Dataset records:
======
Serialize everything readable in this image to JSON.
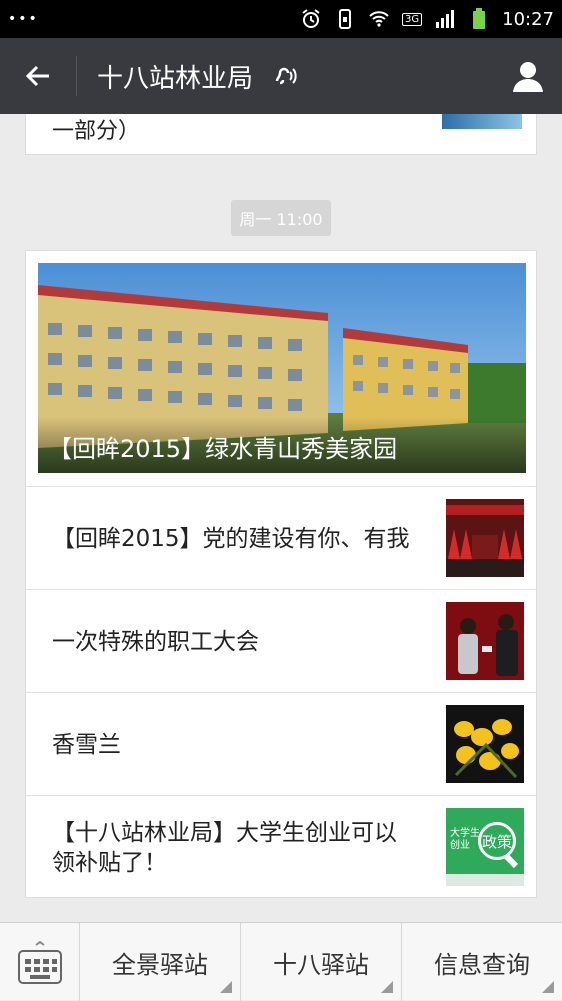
{
  "status_bar": {
    "left_dots": "•••",
    "network": "3G",
    "time": "10:27"
  },
  "app_bar": {
    "title": "十八站林业局"
  },
  "previous_item": {
    "text": "一部分）"
  },
  "timestamp": "周一 11:00",
  "news": {
    "hero_title": "【回眸2015】绿水青山秀美家园",
    "items": [
      {
        "title": "【回眸2015】党的建设有你、有我",
        "thumb": "meeting-stage"
      },
      {
        "title": "一次特殊的职工大会",
        "thumb": "award-ceremony"
      },
      {
        "title": "香雪兰",
        "thumb": "yellow-flowers"
      },
      {
        "title": "【十八站林业局】大学生创业可以领补贴了！",
        "thumb": "policy-graphic"
      }
    ]
  },
  "thumb_texts": {
    "policy_small": "大学生\n创业",
    "policy_big": "政策"
  },
  "bottom_menu": {
    "items": [
      "全景驿站",
      "十八驿站",
      "信息查询"
    ]
  },
  "colors": {
    "app_bar": "#393a3f",
    "background": "#ebebeb",
    "policy_green": "#2eaa5a"
  }
}
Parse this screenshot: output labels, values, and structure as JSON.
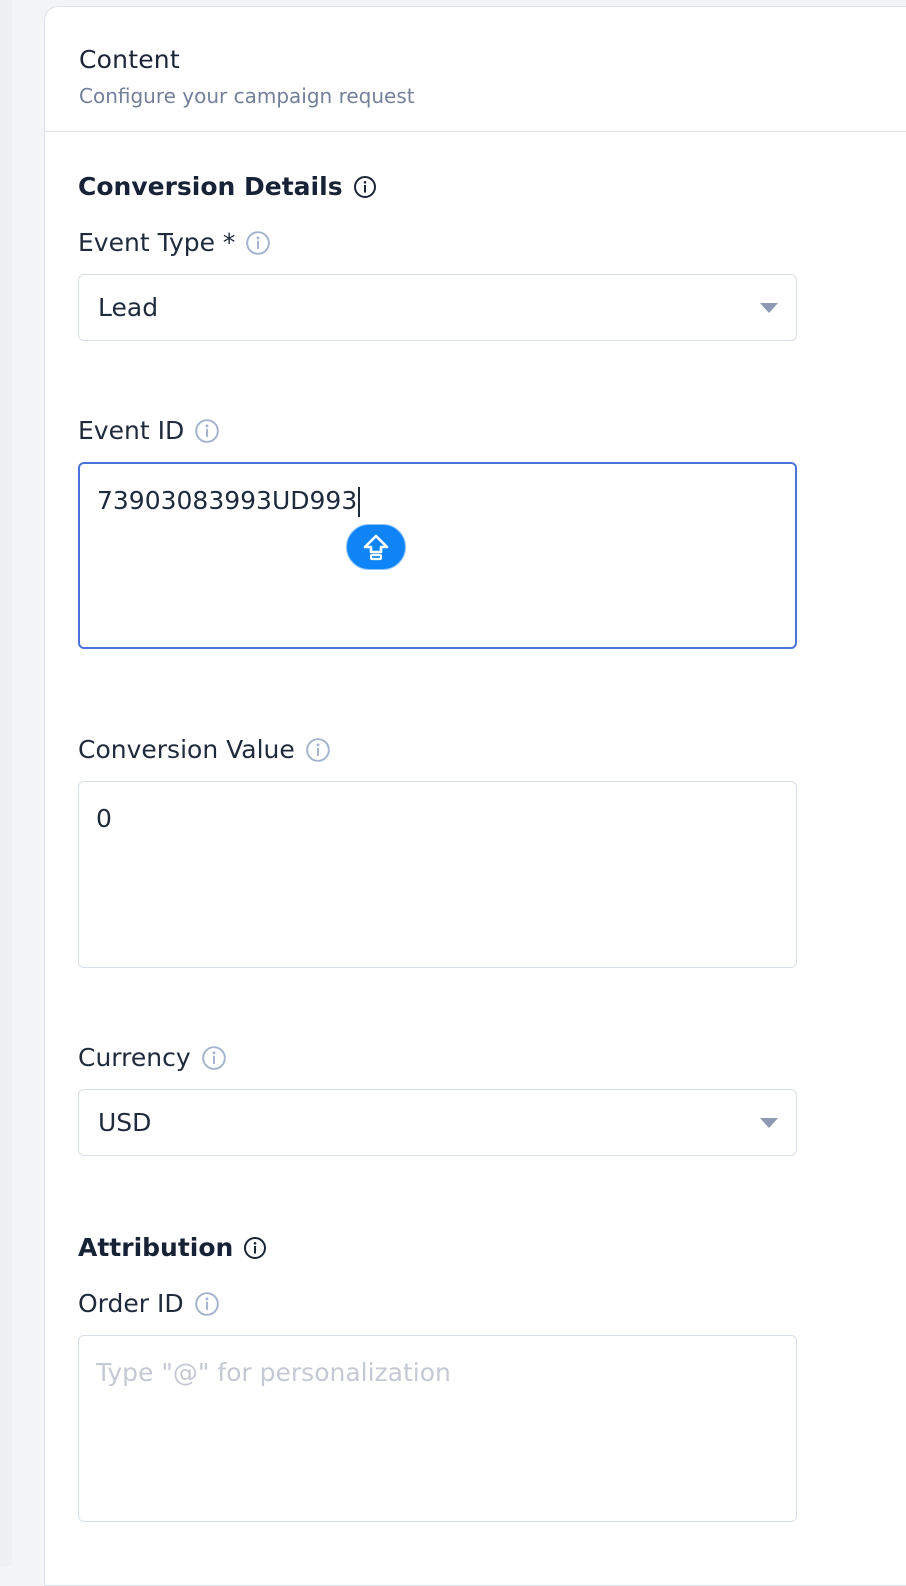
{
  "header": {
    "title": "Content",
    "subtitle": "Configure your campaign request"
  },
  "conversion_details": {
    "title": "Conversion Details",
    "event_type": {
      "label": "Event Type *",
      "value": "Lead"
    },
    "event_id": {
      "label": "Event ID",
      "value": "73903083993UD993"
    },
    "conversion_value": {
      "label": "Conversion Value",
      "value": "0"
    },
    "currency": {
      "label": "Currency",
      "value": "USD"
    }
  },
  "attribution": {
    "title": "Attribution",
    "order_id": {
      "label": "Order ID",
      "value": "",
      "placeholder": "Type \"@\" for personalization"
    }
  },
  "icons": {
    "info": "info-circle-icon",
    "caret": "caret-down-icon",
    "keyboard_shift": "shift-arrow-icon"
  },
  "colors": {
    "focus_border": "#4a74db",
    "badge_blue": "#0f84f7",
    "info_light": "#a4b3cf"
  }
}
======
## Aim
All records must be output exactly as they are, except for the pictures, which are left out.

## Answer to this problem
Serialize everything readable in this image to JSON.
{
  "status_bar": {
    "left_dots": "•••",
    "network": "3G",
    "time": "10:27"
  },
  "app_bar": {
    "title": "十八站林业局"
  },
  "previous_item": {
    "text": "一部分）"
  },
  "timestamp": "周一 11:00",
  "news": {
    "hero_title": "【回眸2015】绿水青山秀美家园",
    "items": [
      {
        "title": "【回眸2015】党的建设有你、有我",
        "thumb": "meeting-stage"
      },
      {
        "title": "一次特殊的职工大会",
        "thumb": "award-ceremony"
      },
      {
        "title": "香雪兰",
        "thumb": "yellow-flowers"
      },
      {
        "title": "【十八站林业局】大学生创业可以领补贴了！",
        "thumb": "policy-graphic"
      }
    ]
  },
  "thumb_texts": {
    "policy_small": "大学生\n创业",
    "policy_big": "政策"
  },
  "bottom_menu": {
    "items": [
      "全景驿站",
      "十八驿站",
      "信息查询"
    ]
  },
  "colors": {
    "app_bar": "#393a3f",
    "background": "#ebebeb",
    "policy_green": "#2eaa5a"
  }
}
Parse this screenshot: output labels, values, and structure as JSON.
{
  "header": {
    "title": "Content",
    "subtitle": "Configure your campaign request"
  },
  "conversion_details": {
    "title": "Conversion Details",
    "event_type": {
      "label": "Event Type *",
      "value": "Lead"
    },
    "event_id": {
      "label": "Event ID",
      "value": "73903083993UD993"
    },
    "conversion_value": {
      "label": "Conversion Value",
      "value": "0"
    },
    "currency": {
      "label": "Currency",
      "value": "USD"
    }
  },
  "attribution": {
    "title": "Attribution",
    "order_id": {
      "label": "Order ID",
      "value": "",
      "placeholder": "Type \"@\" for personalization"
    }
  },
  "icons": {
    "info": "info-circle-icon",
    "caret": "caret-down-icon",
    "keyboard_shift": "shift-arrow-icon"
  },
  "colors": {
    "focus_border": "#4a74db",
    "badge_blue": "#0f84f7",
    "info_light": "#a4b3cf"
  }
}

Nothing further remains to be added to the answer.